◆ **Instruction**
Find the word "词句段运用" in the records below. List each line containing it.

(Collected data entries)
-- -- --
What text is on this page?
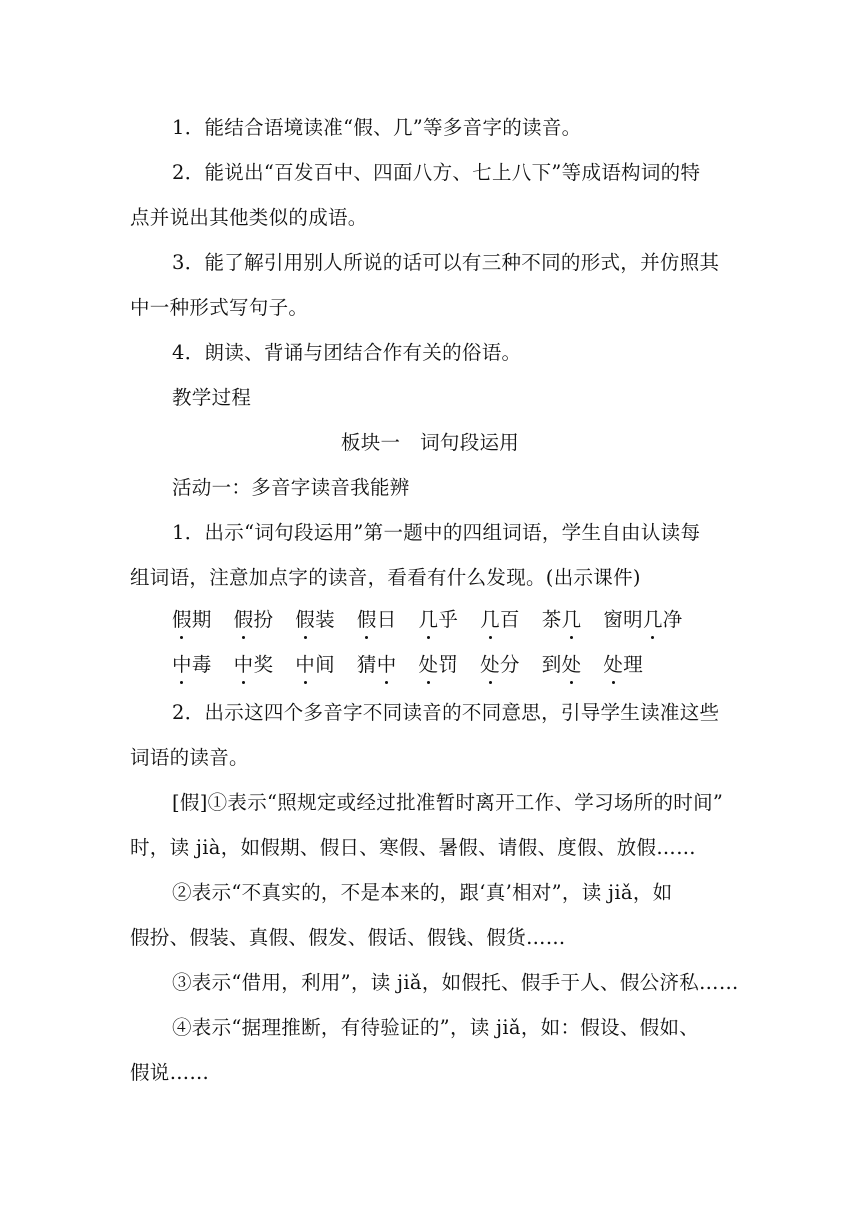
1．能结合语境读准“假、几”等多音字的读音。
2．能说出“百发百中、四面八方、七上八下”等成语构词的特
点并说出其他类似的成语。
3．能了解引用别人所说的话可以有三种不同的形式，并仿照其
中一种形式写句子。
4．朗读、背诵与团结合作有关的俗语。
教学过程
板块一　词句段运用
活动一：多音字读音我能辨
1．出示“词句段运用”第一题中的四组词语，学生自由认读每
组词语，注意加点字的读音，看看有什么发现。(出示课件)
假期 假扮 假装 假日 几乎 几百 茶几 窗明几净
中毒 中奖 中间 猜中 处罚 处分 到处 处理
2．出示这四个多音字不同读音的不同意思，引导学生读准这些
词语的读音。
[假]①表示“照规定或经过批准暂时离开工作、学习场所的时间”
时，读 jià，如假期、假日、寒假、暑假、请假、度假、放假……
②表示“不真实的，不是本来的，跟‘真’相对”，读 jiǎ，如
假扮、假装、真假、假发、假话、假钱、假货……
③表示“借用，利用”，读 jiǎ，如假托、假手于人、假公济私……
④表示“据理推断，有待验证的”，读 jiǎ，如：假设、假如、
假说……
-- -- --
◆ **The response**
板块一　词句段运用
1．出示“词句段运用”第一题中的四组词语，学生自由认读每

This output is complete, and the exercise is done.